(Document extract begins)

= Arie Jan Haagen-Smit =

Dutch chemist (1900–1977)

Arie Jan Haagen-Smit (December 22, 1900 – March 17, 1977) was a Dutch chemist. He is best known for linking the smog in Southern California to automobiles and is therefore known by many as the "father" of air pollution control. After serving as an original board member of the Motor Vehicle Pollution Control Board, formed in 1960 to combat the smog, Dr. Haagen-Smit became the California Air Resources Board's first chairman in 1968. Shortly before his death in Pasadena, California, of lung cancer, the Air Resources Board's El Monte Laboratory was named after him.

== Education ==
Haagen-Smit was born December 22, 1900, in the Dutch city of Utrecht. His father worked as a chemist at the Dutch mint. Haagen-Smit attended the Rijks Hogere Burgerschool in Utrecht. He graduated from the University of Utrecht in 1922 with a major in organic chemistry and a minor in mathematics. He earned his M.A. degree in 1926 and Ph.D. in 1929. His work was on terpenes, a hydrocarbon found in plants. His dissertation is titled "Investigations in the Field of Sesquiterpenes".

== Academic career ==
He stayed at the University of Utrecht from 1929 to 1935 as chief assistant. He became an expert in plant derived chemicals, particularly Auxins, a hormone. He was invited to lecture at Harvard University in 1936 by Kenneth Thimann. He was appointed as associate professor by California Institute of Technology in 1937 by Thomas Hunt Morgan, and professor in 1940, becoming one of the "Dutch Mafia" at Caltech. (Another member of the "mafia" was Frits Warmolt Went.) Haagen-Smit studied the flavor of pineapples. He published a paper jointly with two other scientists on traumatic acid, a wound healing hormone, in Science in 1939. He was the director of the Plant Environmental Laboratory at the California Institute of Technology from 1965 to 1971.

== Air pollution fighter ==
He started his air pollution research in 1948, when Southern California residents suffered stinging eyes and respiratory irritation from smog. His original interest stemmed from damage to crop plants smog was causing in the Los Angeles Basin, and he had received many requests from government agencies to investigate air pollution. Using techniques originally developed in his work on the biosynthesis of essential oils, Haagen-Smit showed that smog primarily resulted from a photochemical reaction of the unburned hydrocarbons, ozone, and nitrogen oxides from automobile exhaust and industrial fuel combustion. After a representative of the Stanford Research Institute (which was funded by the oil industry) went to Caltech and attempted to discredit Haagen-Smit's findings, Haagen-Smit increased his research efforts. By the mid 1950s, the connection between automobiles and smog in Los Angeles became widely accepted in scientific circles. Haagen-Smit worked with Arnold Beckman, who developed various equipment for monitoring smog.

(Document extract ends)
(Dataset excerpts begins)

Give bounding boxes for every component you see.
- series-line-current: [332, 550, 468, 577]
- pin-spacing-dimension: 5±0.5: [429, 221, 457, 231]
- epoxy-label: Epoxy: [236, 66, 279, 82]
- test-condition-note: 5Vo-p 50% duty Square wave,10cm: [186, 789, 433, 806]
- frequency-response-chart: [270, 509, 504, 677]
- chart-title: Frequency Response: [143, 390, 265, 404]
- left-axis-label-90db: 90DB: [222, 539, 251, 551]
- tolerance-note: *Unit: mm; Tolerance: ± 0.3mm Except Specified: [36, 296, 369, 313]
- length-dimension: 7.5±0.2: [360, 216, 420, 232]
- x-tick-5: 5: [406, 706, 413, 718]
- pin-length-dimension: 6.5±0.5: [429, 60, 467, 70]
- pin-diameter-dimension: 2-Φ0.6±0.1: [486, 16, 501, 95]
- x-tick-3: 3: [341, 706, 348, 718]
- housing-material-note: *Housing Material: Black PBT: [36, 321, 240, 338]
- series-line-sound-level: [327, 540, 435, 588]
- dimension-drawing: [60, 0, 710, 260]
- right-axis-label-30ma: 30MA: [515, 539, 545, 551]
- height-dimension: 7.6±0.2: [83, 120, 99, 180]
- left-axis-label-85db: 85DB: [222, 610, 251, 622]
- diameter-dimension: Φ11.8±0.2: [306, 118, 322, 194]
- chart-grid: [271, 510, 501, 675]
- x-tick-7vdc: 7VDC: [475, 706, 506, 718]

(Dataset excerpts ends)

### Your task
Name every person other than Haagen-Smit whom the Haagen-Smit biography mentions.

### Reply to the task
Kenneth Thimann, Thomas Hunt Morgan, Frits Warmolt Went, Arnold Beckman